## Records from a collection
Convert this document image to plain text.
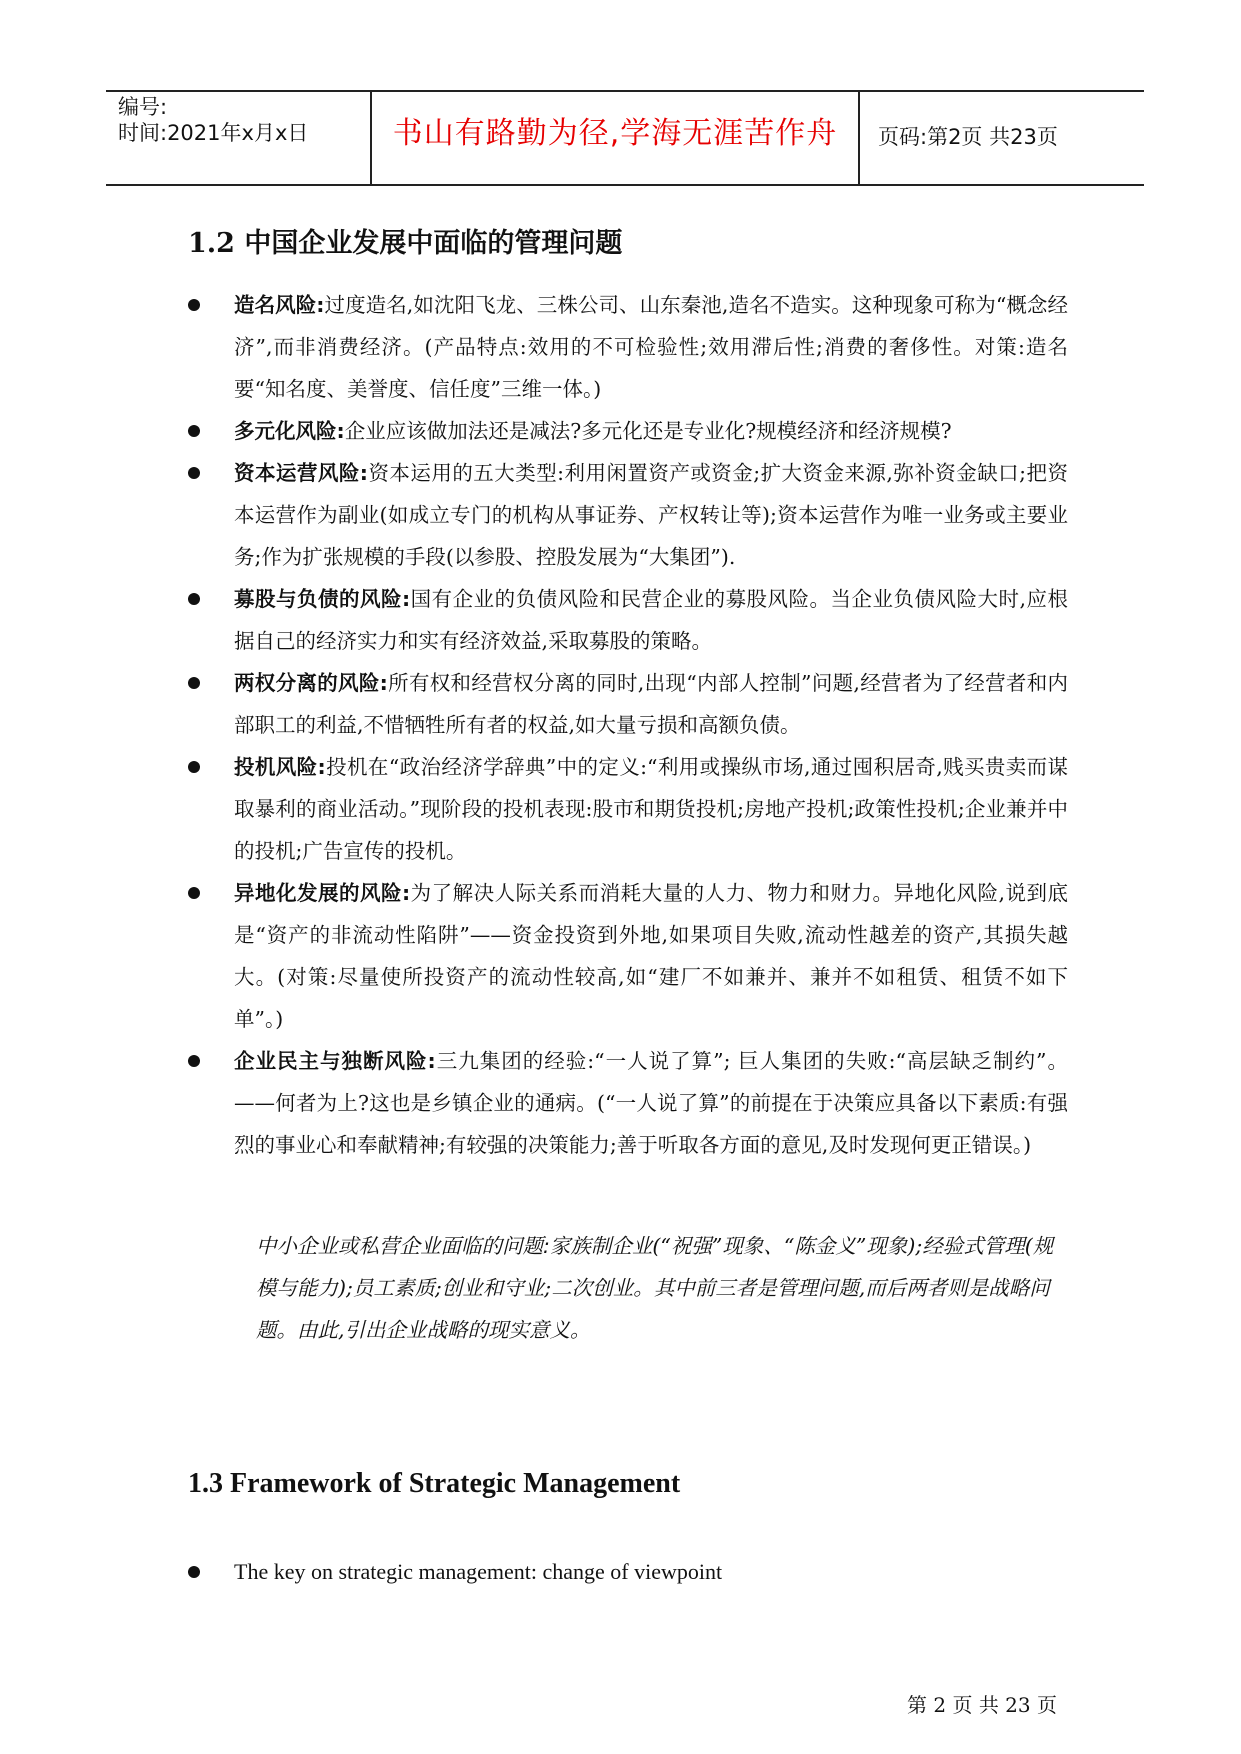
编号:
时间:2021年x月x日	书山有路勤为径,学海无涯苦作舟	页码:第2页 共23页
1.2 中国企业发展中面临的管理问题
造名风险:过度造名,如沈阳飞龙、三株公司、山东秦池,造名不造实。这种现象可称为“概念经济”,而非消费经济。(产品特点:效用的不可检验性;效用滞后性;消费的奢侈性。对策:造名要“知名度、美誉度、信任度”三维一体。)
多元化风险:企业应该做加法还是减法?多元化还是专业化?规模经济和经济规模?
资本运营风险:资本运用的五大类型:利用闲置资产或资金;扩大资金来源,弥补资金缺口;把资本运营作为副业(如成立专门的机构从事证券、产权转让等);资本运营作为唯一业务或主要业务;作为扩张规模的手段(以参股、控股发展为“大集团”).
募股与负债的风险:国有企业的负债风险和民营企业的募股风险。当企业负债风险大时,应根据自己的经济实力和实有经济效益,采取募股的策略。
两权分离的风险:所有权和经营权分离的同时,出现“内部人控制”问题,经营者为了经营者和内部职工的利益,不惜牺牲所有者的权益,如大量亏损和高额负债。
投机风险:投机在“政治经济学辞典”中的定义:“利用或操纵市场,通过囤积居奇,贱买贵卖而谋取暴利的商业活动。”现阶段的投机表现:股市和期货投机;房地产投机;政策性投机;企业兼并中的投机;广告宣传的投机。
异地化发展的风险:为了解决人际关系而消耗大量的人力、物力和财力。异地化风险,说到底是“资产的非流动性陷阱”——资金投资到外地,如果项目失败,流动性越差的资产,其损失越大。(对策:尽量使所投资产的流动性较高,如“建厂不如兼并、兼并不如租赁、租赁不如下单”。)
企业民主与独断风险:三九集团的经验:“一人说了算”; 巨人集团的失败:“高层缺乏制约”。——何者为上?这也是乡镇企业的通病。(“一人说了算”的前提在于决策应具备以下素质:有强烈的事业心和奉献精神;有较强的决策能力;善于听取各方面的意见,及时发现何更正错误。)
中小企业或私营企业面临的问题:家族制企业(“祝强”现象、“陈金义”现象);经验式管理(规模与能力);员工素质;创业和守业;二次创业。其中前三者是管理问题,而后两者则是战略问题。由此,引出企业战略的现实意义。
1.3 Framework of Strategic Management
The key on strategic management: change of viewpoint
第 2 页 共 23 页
...
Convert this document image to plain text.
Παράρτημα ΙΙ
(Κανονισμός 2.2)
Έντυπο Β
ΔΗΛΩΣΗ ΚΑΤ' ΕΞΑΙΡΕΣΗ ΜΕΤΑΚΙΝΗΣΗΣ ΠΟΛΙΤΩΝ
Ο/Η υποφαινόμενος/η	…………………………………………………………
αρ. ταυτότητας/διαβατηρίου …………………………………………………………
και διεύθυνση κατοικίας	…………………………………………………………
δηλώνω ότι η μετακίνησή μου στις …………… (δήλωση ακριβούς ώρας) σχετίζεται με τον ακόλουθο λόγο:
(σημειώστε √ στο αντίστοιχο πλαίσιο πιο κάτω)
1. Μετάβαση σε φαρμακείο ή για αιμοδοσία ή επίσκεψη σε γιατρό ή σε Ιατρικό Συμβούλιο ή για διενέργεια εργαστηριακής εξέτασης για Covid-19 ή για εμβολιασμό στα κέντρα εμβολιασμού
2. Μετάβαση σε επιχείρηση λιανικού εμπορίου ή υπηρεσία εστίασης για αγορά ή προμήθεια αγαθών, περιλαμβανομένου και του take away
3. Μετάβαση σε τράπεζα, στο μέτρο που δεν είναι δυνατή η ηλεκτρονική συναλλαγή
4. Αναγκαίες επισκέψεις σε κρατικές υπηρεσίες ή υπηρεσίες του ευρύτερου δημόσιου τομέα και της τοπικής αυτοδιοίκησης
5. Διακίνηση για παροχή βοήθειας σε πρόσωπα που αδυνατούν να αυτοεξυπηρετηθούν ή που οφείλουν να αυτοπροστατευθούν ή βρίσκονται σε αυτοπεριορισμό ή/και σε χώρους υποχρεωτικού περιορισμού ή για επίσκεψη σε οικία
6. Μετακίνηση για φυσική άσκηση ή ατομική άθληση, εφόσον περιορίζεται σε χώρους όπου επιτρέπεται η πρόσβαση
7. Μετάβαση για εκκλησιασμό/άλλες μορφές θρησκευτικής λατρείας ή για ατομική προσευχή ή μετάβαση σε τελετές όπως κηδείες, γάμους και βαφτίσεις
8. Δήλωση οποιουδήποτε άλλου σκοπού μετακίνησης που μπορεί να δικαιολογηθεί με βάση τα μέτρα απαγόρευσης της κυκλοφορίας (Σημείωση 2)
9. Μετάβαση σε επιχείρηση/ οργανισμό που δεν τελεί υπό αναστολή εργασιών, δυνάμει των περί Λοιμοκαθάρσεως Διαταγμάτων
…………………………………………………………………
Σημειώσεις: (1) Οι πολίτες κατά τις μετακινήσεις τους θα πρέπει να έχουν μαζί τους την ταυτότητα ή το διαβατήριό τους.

## PROBLEM DETAILS
Check each line of the entries above, and show every one holding the word "επιχείρηση".

## THE REPLY
2. Μετάβαση σε επιχείρηση λιανικού εμπορίου ή υπηρεσία εστίασης για αγορά ή προμήθεια αγαθών, περιλαμβανομένου και του take away
9. Μετάβαση σε επιχείρηση/ οργανισμό που δεν τελεί υπό αναστολή εργασιών, δυνάμει των περί Λοιμοκαθάρσεως Διαταγμάτων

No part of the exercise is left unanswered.